[Extracted data entries]
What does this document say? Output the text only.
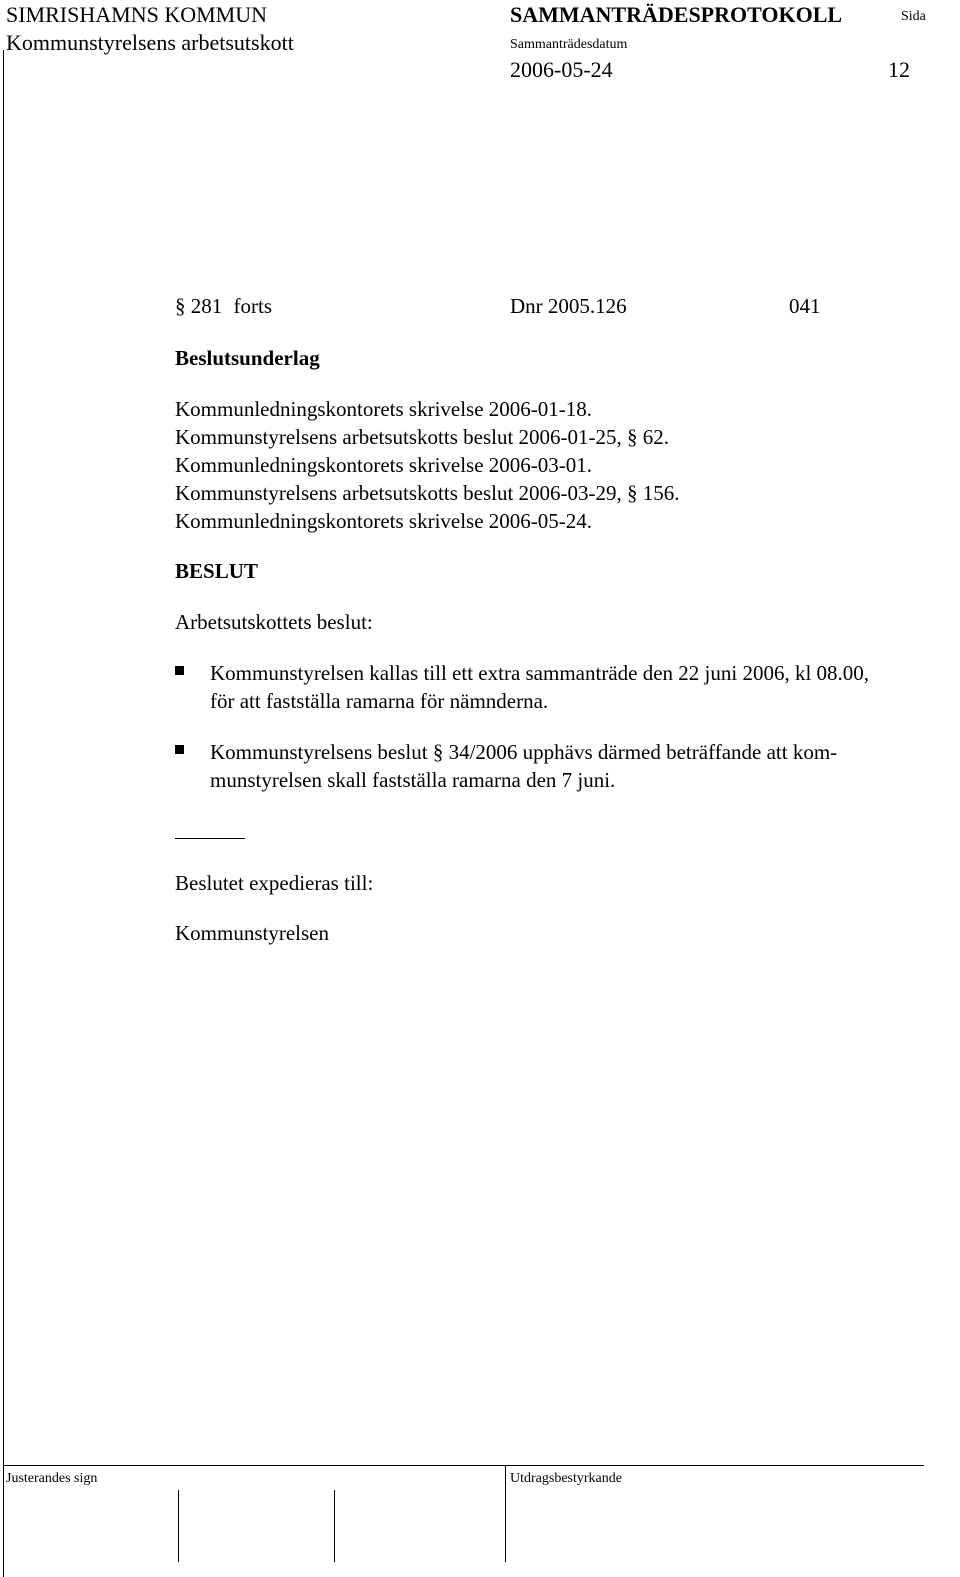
SIMRISHAMNS KOMMUN
Kommunstyrelsens arbetsutskott
SAMMANTRÄDESPROTOKOLL	Sida
Sammanträdesdatum
2006-05-24	12
§ 281 forts	Dnr 2005.126	041
Beslutsunderlag
Kommunledningskontorets skrivelse 2006-01-18.
Kommunstyrelsens arbetsutskotts beslut 2006-01-25, § 62.
Kommunledningskontorets skrivelse 2006-03-01.
Kommunstyrelsens arbetsutskotts beslut 2006-03-29, § 156.
Kommunledningskontorets skrivelse 2006-05-24.
BESLUT
Arbetsutskottets beslut:
Kommunstyrelsen kallas till ett extra sammanträde den 22 juni 2006, kl 08.00,
för att fastställa ramarna för nämnderna.
Kommunstyrelsens beslut § 34/2006 upphävs därmed beträffande att kom-
munstyrelsen skall fastställa ramarna den 7 juni.
Beslutet expedieras till:
Kommunstyrelsen
Justerandes sign	Utdragsbestyrkande
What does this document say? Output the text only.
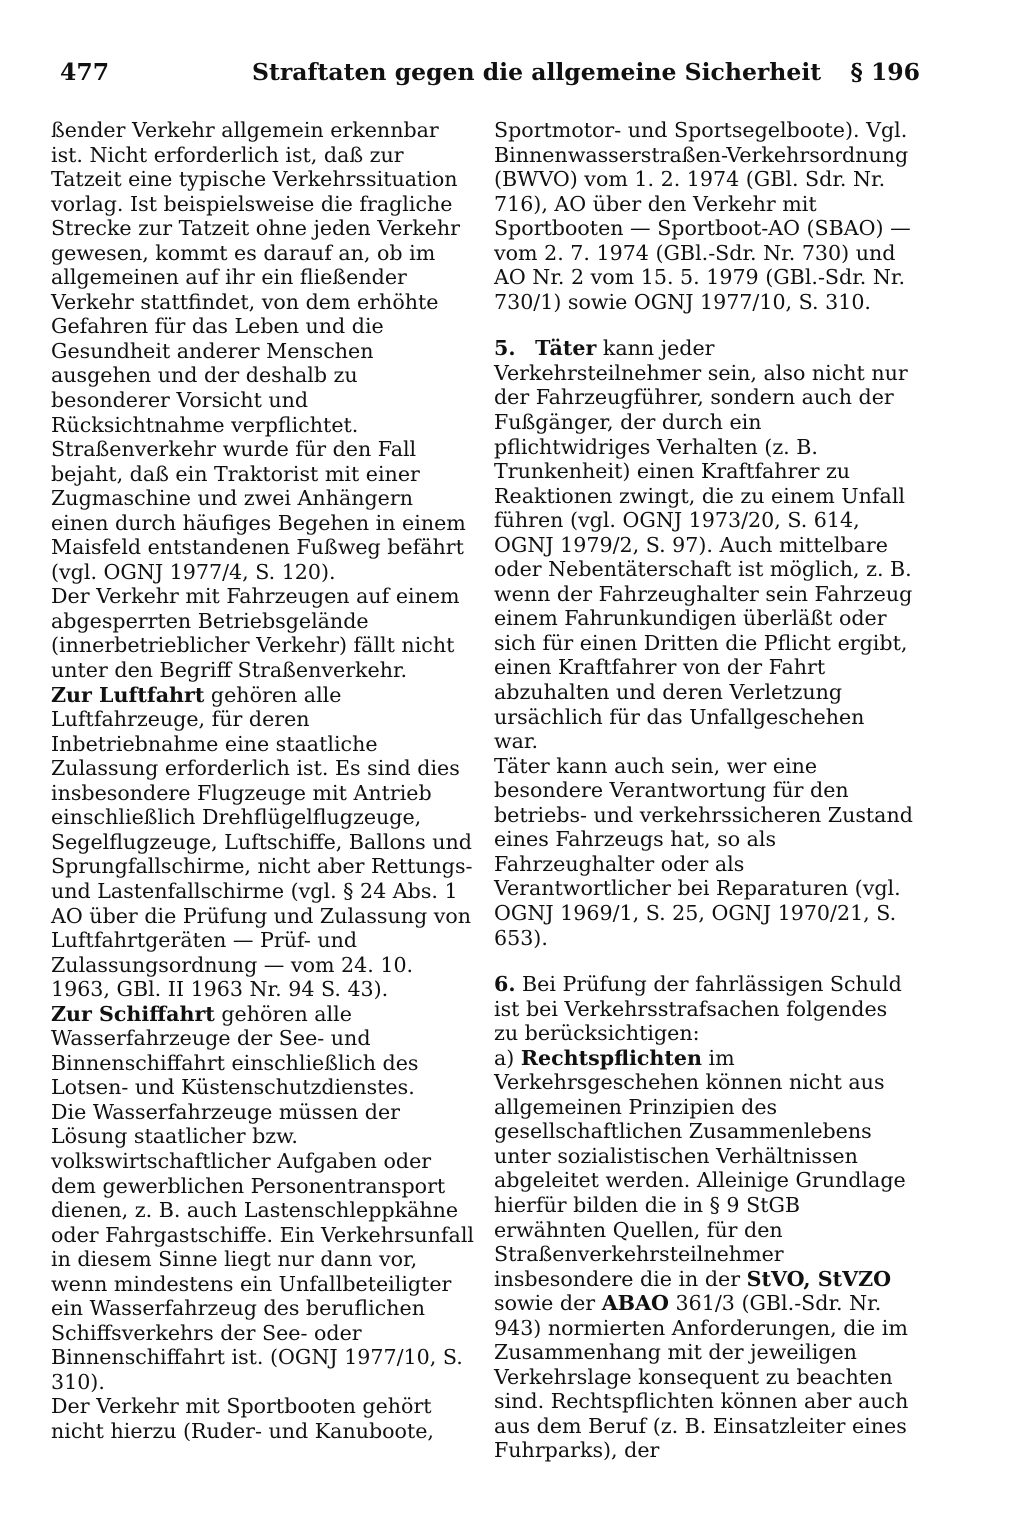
477	Straftaten gegen die allgemeine Sicherheit § 196

ßender Verkehr allgemein erkennbar ist. Nicht erforderlich ist, daß zur Tatzeit eine typische Verkehrssituation vorlag. Ist beispielsweise die fragliche Strecke zur Tatzeit ohne jeden Verkehr gewesen, kommt es darauf an, ob im allgemeinen auf ihr ein fließender Verkehr stattfindet, von dem erhöhte Gefahren für das Leben und die Gesundheit anderer Menschen ausgehen und der deshalb zu besonderer Vorsicht und Rücksichtnahme verpflichtet.

Straßenverkehr wurde für den Fall bejaht, daß ein Traktorist mit einer Zugmaschine und zwei Anhängern einen durch häufiges Begehen in einem Maisfeld entstandenen Fußweg befährt (vgl. OGNJ 1977/4, S. 120).

Der Verkehr mit Fahrzeugen auf einem abgesperrten Betriebsgelände (innerbetrieblicher Verkehr) fällt nicht unter den Begriff Straßenverkehr.

Zur Luftfahrt gehören alle Luftfahrzeuge, für deren Inbetriebnahme eine staatliche Zulassung erforderlich ist. Es sind dies insbesondere Flugzeuge mit Antrieb einschließlich Drehflügelflugzeuge, Segelflugzeuge, Luftschiffe, Ballons und Sprungfallschirme, nicht aber Rettungs- und Lastenfallschirme (vgl. § 24 Abs. 1 AO über die Prüfung und Zulassung von Luftfahrtgeräten — Prüf- und Zulassungsordnung — vom 24. 10. 1963, GBl. II 1963 Nr. 94 S. 43).

Zur Schiffahrt gehören alle Wasserfahrzeuge der See- und Binnenschiffahrt einschließlich des Lotsen- und Küstenschutzdienstes.

Die Wasserfahrzeuge müssen der Lösung staatlicher bzw. volkswirtschaftlicher Aufgaben oder dem gewerblichen Personentransport dienen, z. B. auch Lastenschleppkähne oder Fahrgastschiffe. Ein Verkehrsunfall in diesem Sinne liegt nur dann vor, wenn mindestens ein Unfallbeteiligter ein Wasserfahrzeug des beruflichen Schiffsverkehrs der See- oder Binnenschiffahrt ist. (OGNJ 1977/10, S. 310).

Der Verkehr mit Sportbooten gehört nicht hierzu (Ruder- und Kanuboote,

Sportmotor- und Sportsegelboote). Vgl. Binnenwasserstraßen-Verkehrsordnung (BWVO) vom 1. 2. 1974 (GBl. Sdr. Nr. 716), AO über den Verkehr mit Sportbooten — Sportboot-AO (SBAO) — vom 2. 7. 1974 (GBl.-Sdr. Nr. 730) und AO Nr. 2 vom 15. 5. 1979 (GBl.-Sdr. Nr. 730/1) sowie OGNJ 1977/10, S. 310.

5. Täter kann jeder Verkehrsteilnehmer sein, also nicht nur der Fahrzeugführer, sondern auch der Fußgänger, der durch ein pflichtwidriges Verhalten (z. B. Trunkenheit) einen Kraftfahrer zu Reaktionen zwingt, die zu einem Unfall führen (vgl. OGNJ 1973/20, S. 614, OGNJ 1979/2, S. 97). Auch mittelbare oder Nebentäterschaft ist möglich, z. B. wenn der Fahrzeughalter sein Fahrzeug einem Fahrunkundigen überläßt oder sich für einen Dritten die Pflicht ergibt, einen Kraftfahrer von der Fahrt abzuhalten und deren Verletzung ursächlich für das Unfallgeschehen war.

Täter kann auch sein, wer eine besondere Verantwortung für den betriebs- und verkehrssicheren Zustand eines Fahrzeugs hat, so als Fahrzeughalter oder als Verantwortlicher bei Reparaturen (vgl. OGNJ 1969/1, S. 25, OGNJ 1970/21, S. 653).

6. Bei Prüfung der fahrlässigen Schuld ist bei Verkehrsstrafsachen folgendes zu berücksichtigen:

a) Rechtspflichten im Verkehrsgeschehen können nicht aus allgemeinen Prinzipien des gesellschaftlichen Zusammenlebens unter sozialistischen Verhältnissen abgeleitet werden. Alleinige Grundlage hierfür bilden die in § 9 StGB erwähnten Quellen, für den Straßenverkehrsteilnehmer insbesondere die in der StVO, StVZO sowie der ABAO 361/3 (GBl.-Sdr. Nr. 943) normierten Anforderungen, die im Zusammenhang mit der jeweiligen Verkehrslage konsequent zu beachten sind. Rechtspflichten können aber auch aus dem Beruf (z. B. Einsatzleiter eines Fuhrparks), der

_AIM_. Copy every line in the records above that contains the word "Sportbooten".

_EXPECTED ANSWER_.
Der Verkehr mit Sportbooten gehört nicht hierzu (Ruder- und Kanuboote,
Sportmotor- und Sportsegelboote). Vgl. Binnenwasserstraßen-Verkehrsordnung (BWVO) vom 1. 2. 1974 (GBl. Sdr. Nr. 716), AO über den Verkehr mit Sportbooten — Sportboot-AO (SBAO) — vom 2. 7. 1974 (GBl.-Sdr. Nr. 730) und AO Nr. 2 vom 15. 5. 1979 (GBl.-Sdr. Nr. 730/1) sowie OGNJ 1977/10, S. 310.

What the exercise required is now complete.